What to produce >> In the data that follows, count every line holding the string "Default" and give the count alone.

=== Raw records ===

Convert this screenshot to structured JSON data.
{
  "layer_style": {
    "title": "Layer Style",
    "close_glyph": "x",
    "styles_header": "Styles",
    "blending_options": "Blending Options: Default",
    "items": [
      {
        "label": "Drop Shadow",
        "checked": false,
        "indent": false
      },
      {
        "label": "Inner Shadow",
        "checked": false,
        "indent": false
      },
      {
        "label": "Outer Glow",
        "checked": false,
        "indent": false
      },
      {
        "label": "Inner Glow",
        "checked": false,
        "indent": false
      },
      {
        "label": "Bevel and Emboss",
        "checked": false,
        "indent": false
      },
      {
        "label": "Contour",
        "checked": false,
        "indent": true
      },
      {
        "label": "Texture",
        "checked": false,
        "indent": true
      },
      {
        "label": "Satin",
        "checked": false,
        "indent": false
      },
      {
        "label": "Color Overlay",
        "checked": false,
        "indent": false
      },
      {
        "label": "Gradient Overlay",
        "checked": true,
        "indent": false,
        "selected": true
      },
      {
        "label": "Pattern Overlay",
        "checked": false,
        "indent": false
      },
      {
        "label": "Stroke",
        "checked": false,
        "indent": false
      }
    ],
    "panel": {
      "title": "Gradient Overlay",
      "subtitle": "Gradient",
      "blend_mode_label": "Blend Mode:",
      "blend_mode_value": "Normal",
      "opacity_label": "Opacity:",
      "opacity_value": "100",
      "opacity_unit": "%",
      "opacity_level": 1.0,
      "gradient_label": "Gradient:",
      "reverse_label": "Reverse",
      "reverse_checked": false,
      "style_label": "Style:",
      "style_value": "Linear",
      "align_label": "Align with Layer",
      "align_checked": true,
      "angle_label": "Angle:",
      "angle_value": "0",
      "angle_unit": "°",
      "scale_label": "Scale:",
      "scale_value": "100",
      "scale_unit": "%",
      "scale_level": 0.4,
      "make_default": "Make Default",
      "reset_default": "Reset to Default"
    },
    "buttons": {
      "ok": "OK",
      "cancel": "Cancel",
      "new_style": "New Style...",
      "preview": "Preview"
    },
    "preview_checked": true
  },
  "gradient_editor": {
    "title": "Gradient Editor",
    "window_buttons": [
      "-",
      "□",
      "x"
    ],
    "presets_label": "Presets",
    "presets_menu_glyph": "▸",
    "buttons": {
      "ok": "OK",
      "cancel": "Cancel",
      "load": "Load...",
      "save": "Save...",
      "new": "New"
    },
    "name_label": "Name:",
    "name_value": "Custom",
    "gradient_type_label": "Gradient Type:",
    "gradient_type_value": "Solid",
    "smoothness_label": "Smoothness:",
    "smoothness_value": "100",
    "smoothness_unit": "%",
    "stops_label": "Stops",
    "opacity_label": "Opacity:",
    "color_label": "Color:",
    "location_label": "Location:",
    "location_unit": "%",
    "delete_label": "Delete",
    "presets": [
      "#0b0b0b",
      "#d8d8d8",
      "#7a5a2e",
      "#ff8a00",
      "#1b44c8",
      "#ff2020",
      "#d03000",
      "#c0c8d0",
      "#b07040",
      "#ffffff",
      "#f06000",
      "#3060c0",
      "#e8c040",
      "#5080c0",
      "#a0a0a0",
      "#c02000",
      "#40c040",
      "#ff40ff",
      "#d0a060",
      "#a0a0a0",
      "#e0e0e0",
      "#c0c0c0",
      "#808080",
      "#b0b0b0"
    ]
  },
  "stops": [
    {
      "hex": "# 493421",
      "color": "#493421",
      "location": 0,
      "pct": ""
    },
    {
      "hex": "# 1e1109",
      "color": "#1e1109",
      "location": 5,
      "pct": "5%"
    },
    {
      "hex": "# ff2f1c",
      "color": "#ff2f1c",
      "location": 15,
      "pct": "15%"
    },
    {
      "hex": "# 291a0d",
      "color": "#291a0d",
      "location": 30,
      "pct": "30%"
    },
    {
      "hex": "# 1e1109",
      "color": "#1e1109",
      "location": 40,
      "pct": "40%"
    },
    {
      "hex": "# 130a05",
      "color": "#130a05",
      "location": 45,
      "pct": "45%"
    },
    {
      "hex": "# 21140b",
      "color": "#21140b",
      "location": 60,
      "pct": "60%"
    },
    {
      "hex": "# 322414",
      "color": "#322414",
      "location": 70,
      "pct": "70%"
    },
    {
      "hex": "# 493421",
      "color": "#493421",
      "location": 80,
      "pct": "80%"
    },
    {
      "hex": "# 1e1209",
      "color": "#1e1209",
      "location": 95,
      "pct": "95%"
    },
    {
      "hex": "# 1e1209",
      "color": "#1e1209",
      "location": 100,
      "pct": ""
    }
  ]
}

===

Written response >> 3